What to do = Transcribe all of the material exactly.

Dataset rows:
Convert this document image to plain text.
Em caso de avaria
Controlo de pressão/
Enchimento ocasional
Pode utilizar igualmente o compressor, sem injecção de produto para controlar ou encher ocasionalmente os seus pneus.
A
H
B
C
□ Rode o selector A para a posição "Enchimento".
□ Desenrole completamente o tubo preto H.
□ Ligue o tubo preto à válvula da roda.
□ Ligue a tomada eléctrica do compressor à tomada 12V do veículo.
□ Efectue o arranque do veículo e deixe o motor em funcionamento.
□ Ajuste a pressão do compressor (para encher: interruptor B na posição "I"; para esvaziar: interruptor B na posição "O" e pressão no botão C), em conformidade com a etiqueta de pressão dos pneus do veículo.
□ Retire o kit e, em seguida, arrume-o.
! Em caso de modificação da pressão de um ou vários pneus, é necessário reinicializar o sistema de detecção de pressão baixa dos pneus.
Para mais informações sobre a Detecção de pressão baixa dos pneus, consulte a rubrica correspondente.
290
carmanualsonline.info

Result for this exercise =
Convert this document image to plain text.
Em caso de avaria
Controlo de pressão/
Enchimento ocasional
Pode utilizar igualmente o compressor, sem injecção de produto para controlar ou encher ocasionalmente os seus pneus.
A
H
B
C
□ Rode o selector A para a posição "Enchimento".
□ Desenrole completamente o tubo preto H.
□ Ligue o tubo preto à válvula da roda.
□ Ligue a tomada eléctrica do compressor à tomada 12V do veículo.
□ Efectue o arranque do veículo e deixe o motor em funcionamento.
□ Ajuste a pressão do compressor (para encher: interruptor B na posição "I"; para esvaziar: interruptor B na posição "O" e pressão no botão C), em conformidade com a etiqueta de pressão dos pneus do veículo.
□ Retire o kit e, em seguida, arrume-o.
! Em caso de modificação da pressão de um ou vários pneus, é necessário reinicializar o sistema de detecção de pressão baixa dos pneus.
Para mais informações sobre a Detecção de pressão baixa dos pneus, consulte a rubrica correspondente.
290
carmanualsonline.info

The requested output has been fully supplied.